== Directions ==
Copy each line with the word "互为倒数" in it.

== Records for the task ==
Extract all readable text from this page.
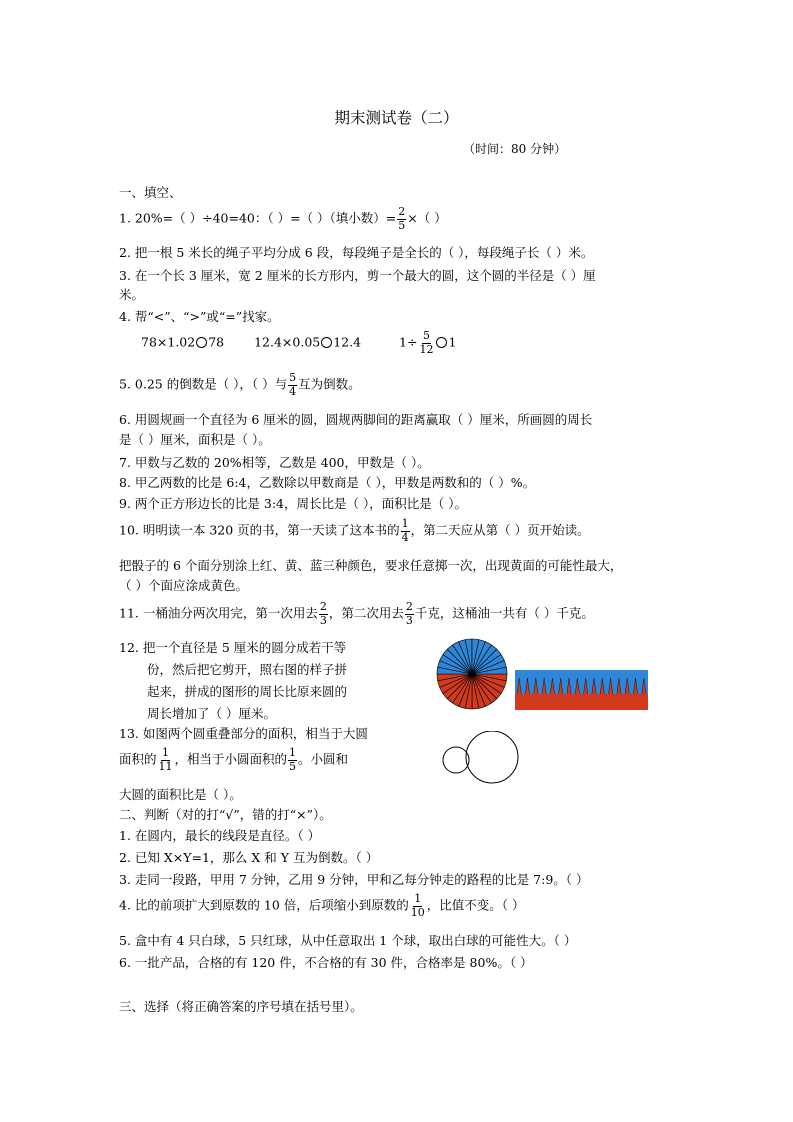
期末测试卷（二）
（时间：80 分钟）
一、填空、
1. 20%=（ ）÷40=40：（ ）=（ ）（填小数）= $\frac{2}{5}$ ×（ ）
2. 把一根 5 米长的绳子平均分成 6 段，每段绳子是全长的（ ），每段绳子长（ ）米。
3. 在一个长 3 厘米，宽 2 厘米的长方形内，剪一个最大的圆，这个圆的半径是（ ）厘
米。
4. 帮“<”、“>”或“=”找家。
78×1.02 78 12.4×0.05 12.4	$1\div \frac{5}{12} 1$
5. 0.25 的倒数是（ ），（ ）与 $\frac{5}{4}$ 互为倒数。
6. 用圆规画一个直径为 6 厘米的圆，圆规两脚间的距离赢取（ ）厘米，所画圆的周长
是（ ）厘米，面积是（ ）。
7. 甲数与乙数的 20%相等，乙数是 400，甲数是（ ）。
8. 甲乙两数的比是 6:4，乙数除以甲数商是（ ），甲数是两数和的（ ）%。
9. 两个正方形边长的比是 3:4，周长比是（ ），面积比是（ ）。
10. 明明读一本 320 页的书，第一天读了这本书的 $\frac{1}{4}$ ，第二天应从第（ ）页开始读。
把骰子的 6 个面分别涂上红、黄、蓝三种颜色，要求任意掷一次，出现黄面的可能性最大，
（ ）个面应涂成黄色。
11. 一桶油分两次用完，第一次用去 $\frac{2}{3}$ ，第二次用去 $\frac{2}{3}$ 千克，这桶油一共有（ ）千克。
12. 把一个直径是 5 厘米的圆分成若干等
份，然后把它剪开，照右图的样子拼
起来，拼成的图形的周长比原来圆的
周长增加了（ ）厘米。
13. 如图两个圆重叠部分的面积，相当于大圆
面积的 $\frac{1}{11}$ ，相当于小圆面积的 $\frac{1}{5}$ 。小圆和
大圆的面积比是（ ）。
二、判断（对的打“√”，错的打“×”）。
1. 在圆内，最长的线段是直径。（ ）
2. 已知 X×Y=1，那么 X 和 Y 互为倒数。（ ）
3. 走同一段路，甲用 7 分钟，乙用 9 分钟，甲和乙每分钟走的路程的比是 7:9。（ ）
4. 比的前项扩大到原数的 10 倍，后项缩小到原数的 $\frac{1}{10}$ ，比值不变。（ ）
5. 盒中有 4 只白球，5 只红球，从中任意取出 1 个球，取出白球的可能性大。（ ）
6. 一批产品，合格的有 120 件，不合格的有 30 件，合格率是 80%。（ ）
三、选择（将正确答案的序号填在括号里）。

== Written answer ==
5. 0.25 的倒数是（ ），（ ）与 $\frac{5}{4}$ 互为倒数。
2. 已知 X×Y=1，那么 X 和 Y 互为倒数。（ ）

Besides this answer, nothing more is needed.